## REQUIREMENT
State the number of lines below in which the word "الكتاب" appears. Nothing else belongs in the answer.

:: INPUT ::

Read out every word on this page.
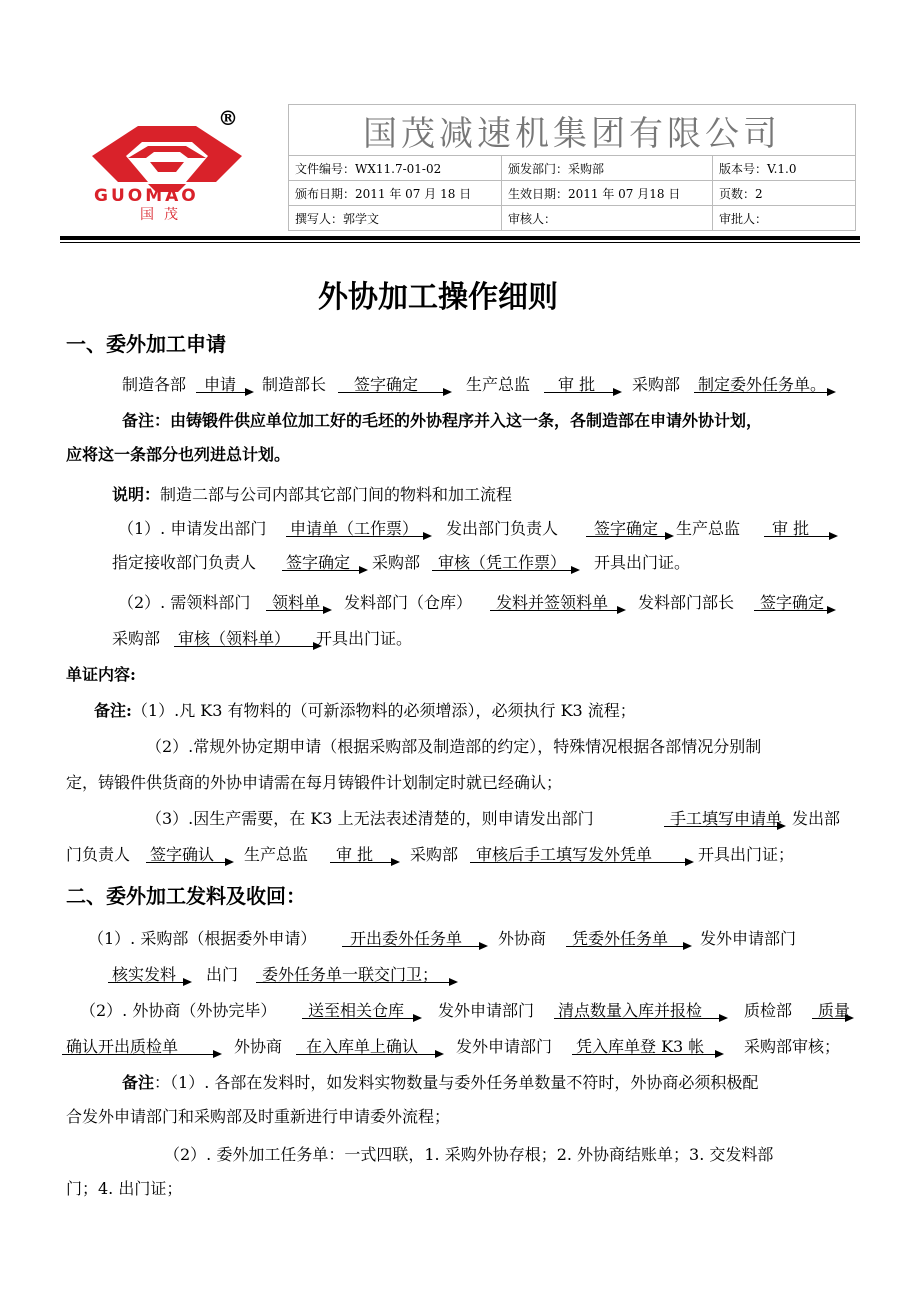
®
GUOMAO
国茂
国茂减速机集团有限公司		
文件编号：WX11.7-01-02	颁发部门：采购部	版本号：V.1.0
颁布日期：2011 年 07 月 18 日	生效日期：2011 年 07 月18 日	页数：2
撰写人：郭学文	审核人：	审批人：
外协加工操作细则
一、委外加工申请
制造各部 申请 制造部长 签字确定	生产总监 审 批 采购部 制定委外任务单。
备注：由铸锻件供应单位加工好的毛坯的外协程序并入这一条，各制造部在申请外协计划，
应将这一条部分也列进总计划。
说明：制造二部与公司内部其它部门间的物料和加工流程
（1）. 申请发出部门 申请单（工作票） 发出部门负责人 签字确定 生产总监 审 批
指定接收部门负责人 签字确定 采购部 审核（凭工作票） 开具出门证。
（2）. 需领料部门 领料单 发料部门（仓库） 发料并签领料单 发料部门部长 签字确定
采购部 审核（领料单） 开具出门证。
单证内容:
备注:（1）.凡 K3 有物料的（可新添物料的必须增添），必须执行 K3 流程；
（2）.常规外协定期申请（根据采购部及制造部的约定），特殊情况根据各部情况分别制
定，铸锻件供货商的外协申请需在每月铸锻件计划制定时就已经确认；
（3）.因生产需要，在 K3 上无法表述清楚的，则申请发出部门	手工填写申请单 发出部
门负责人 签字确认 生产总监 审 批 采购部 审核后手工填写发外凭单	开具出门证；
二、委外加工发料及收回：
（1）. 采购部（根据委外申请） 开出委外任务单 外协商 凭委外任务单 发外申请部门
核实发料 出门 委外任务单一联交门卫；
（2）. 外协商（外协完毕） 送至相关仓库 发外申请部门 清点数量入库并报检	质检部 质量
确认开出质检单	外协商 在入库单上确认 发外申请部门 凭入库单登 K3 帐 采购部审核；
备注：（1）. 各部在发料时，如发料实物数量与委外任务单数量不符时，外协商必须积极配
合发外申请部门和采购部及时重新进行申请委外流程；
（2）. 委外加工任务单：一式四联，1. 采购外协存根；2. 外协商结账单；3. 交发料部
门；4. 出门证；
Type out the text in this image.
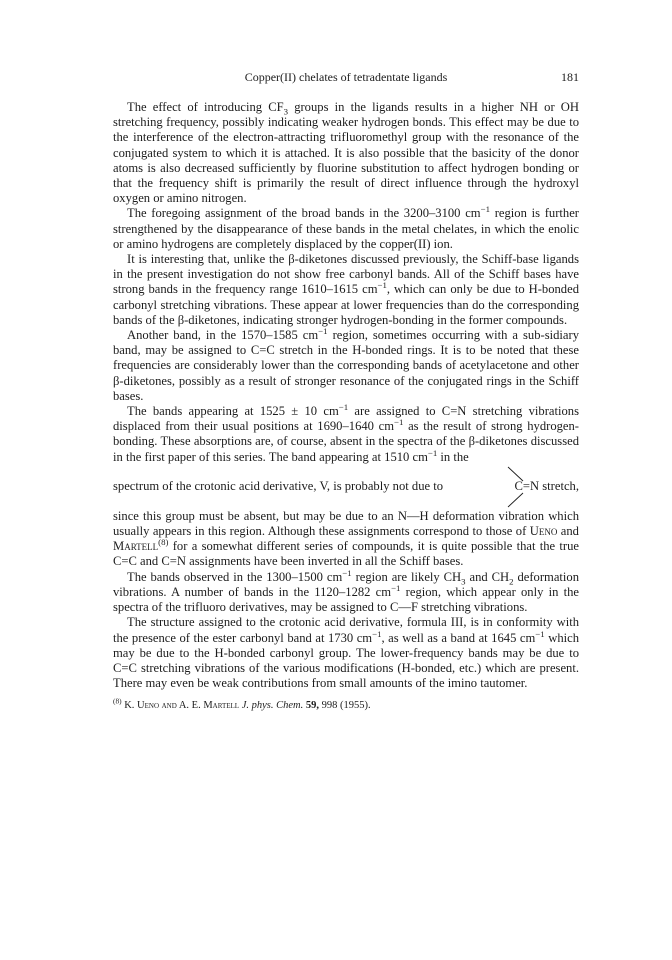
Copper(II) chelates of tetradentate ligands	181

The effect of introducing $CF_3$ groups in the ligands results in a higher NH or OH stretching frequency, possibly indicating weaker hydrogen bonds. This effect may be due to the interference of the electron-attracting trifluoromethyl group with the resonance of the conjugated system to which it is attached. It is also possible that the basicity of the donor atoms is also decreased sufficiently by fluorine substitution to affect hydrogen bonding or that the frequency shift is primarily the result of direct influence through the hydroxyl oxygen or amino nitrogen.

The foregoing assignment of the broad bands in the 3200–3100 $cm^{-1}$ region is further strengthened by the disappearance of these bands in the metal chelates, in which the enolic or amino hydrogens are completely displaced by the copper(II) ion.

It is interesting that, unlike the β-diketones discussed previously, the Schiff-base ligands in the present investigation do not show free carbonyl bands. All of the Schiff bases have strong bands in the frequency range 1610–1615 $cm^{-1}$, which can only be due to H-bonded carbonyl stretching vibrations. These appear at lower frequencies than do the corresponding bands of the β-diketones, indicating stronger hydrogen-bonding in the former compounds.

Another band, in the 1570–1585 $cm^{-1}$ region, sometimes occurring with a sub-sidiary band, may be assigned to C=C stretch in the H-bonded rings. It is to be noted that these frequencies are considerably lower than the corresponding bands of acetylacetone and other β-diketones, possibly as a result of stronger resonance of the conjugated rings in the Schiff bases.

The bands appearing at 1525 ± 10 $cm^{-1}$ are assigned to C=N stretching vibrations displaced from their usual positions at 1690–1640 $cm^{-1}$ as the result of strong hydrogen-bonding. These absorptions are, of course, absent in the spectra of the β-diketones discussed in the first paper of this series. The band appearing at 1510 $cm^{-1}$ in the

spectrum of the crotonic acid derivative, V, is probably not due to	C=N stretch,

since this group must be absent, but may be due to an N—H deformation vibration which usually appears in this region. Although these assignments correspond to those of Ueno and Martell$^{(8)}$ for a somewhat different series of compounds, it is quite possible that the true C=C and C=N assignments have been inverted in all the Schiff bases.

The bands observed in the 1300–1500 $cm^{-1}$ region are likely $CH_3$ and $CH_2$ deformation vibrations. A number of bands in the 1120–1282 $cm^{-1}$ region, which appear only in the spectra of the trifluoro derivatives, may be assigned to C—F stretching vibrations.

The structure assigned to the crotonic acid derivative, formula III, is in conformity with the presence of the ester carbonyl band at 1730 $cm^{-1}$, as well as a band at 1645 $cm^{-1}$ which may be due to the H-bonded carbonyl group. The lower-frequency bands may be due to C=C stretching vibrations of the various modifications (H-bonded, etc.) which are present. There may even be weak contributions from small amounts of the imino tautomer.

$^{(8)}$ K. Ueno and A. E. Martell J. phys. Chem. 59, 998 (1955).
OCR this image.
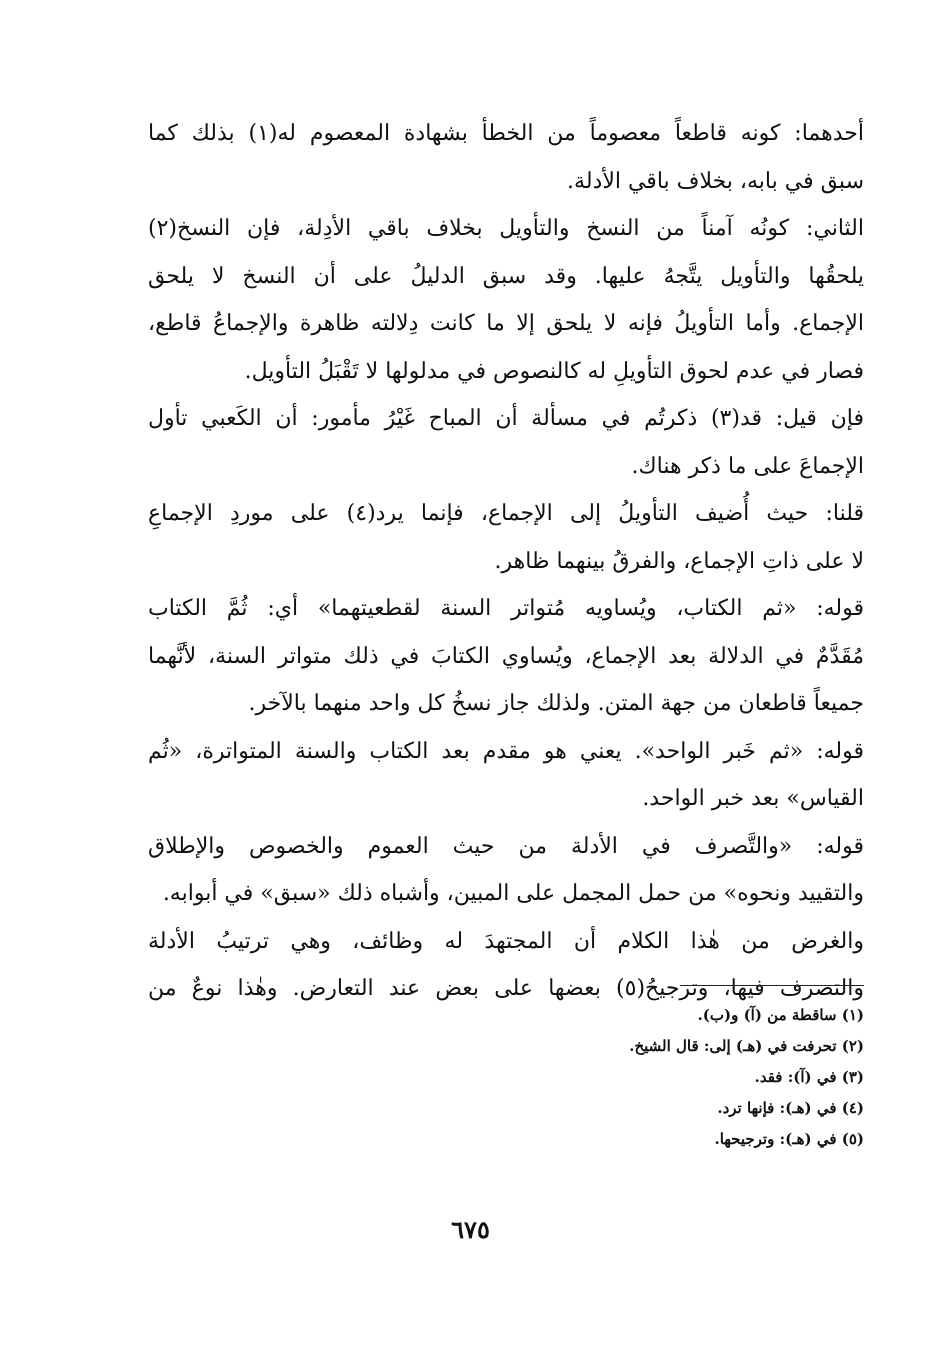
أحدهما: كونه قاطعاً معصوماً من الخطأ بشهادة المعصوم له(١) بذلك كما
سبق في بابه، بخلاف باقي الأدلة.
الثاني: كونُه آمناً من النسخ والتأويل بخلاف باقي الأدِلة، فإن النسخ(٢)
يلحقُها والتأويل يتَّجهُ عليها. وقد سبق الدليلُ على أن النسخ لا يلحق
الإجماع. وأما التأويلُ فإنه لا يلحق إلا ما كانت دِلالته ظاهرة والإجماعُ قاطع،
فصار في عدم لحوق التأويلِ له كالنصوص في مدلولها لا تَقْبَلُ التأويل.
فإن قيل: قد(٣) ذكرتُم في مسألة أن المباح غَيْرُ مأمور: أن الكَعبي تأول
الإجماعَ على ما ذكر هناك.
قلنا: حيث أُضيف التأويلُ إلى الإجماع، فإنما يرد(٤) على موردِ الإجماعِ
لا على ذاتِ الإجماع، والفرقُ بينهما ظاهر.
قوله: «ثم الكتاب، ويُساويه مُتواتر السنة لقطعيتهما» أي: ثُمَّ الكتاب
مُقَدَّمٌ في الدلالة بعد الإجماع، ويُساوي الكتابَ في ذلك متواتر السنة، لأنَّهما
جميعاً قاطعان من جهة المتن. ولذلك جاز نسخُ كل واحد منهما بالآخر.
قوله: «ثم خَبر الواحد». يعني هو مقدم بعد الكتاب والسنة المتواترة، «ثُم
القياس» بعد خبر الواحد.
قوله: «والتَّصرف في الأدلة من حيث العموم والخصوص والإطلاق
والتقييد ونحوه» من حمل المجمل على المبين، وأشباه ذلك «سبق» في أبوابه.
والغرض من هٰذا الكلام أن المجتهدَ له وظائف، وهي ترتيبُ الأدلة
والتصرف فيها، وترجيحُ(٥) بعضها على بعض عند التعارض. وهٰذا نوعٌ من
(١) ساقطة من (آ) و(ب).
(٢) تحرفت في (هـ) إلى: قال الشيخ.
(٣) في (آ): فقد.
(٤) في (هـ): فإنها ترد.
(٥) في (هـ): وترجيحها.
٦٧٥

:::

## ANSWER FOR THIS EXERCISE
3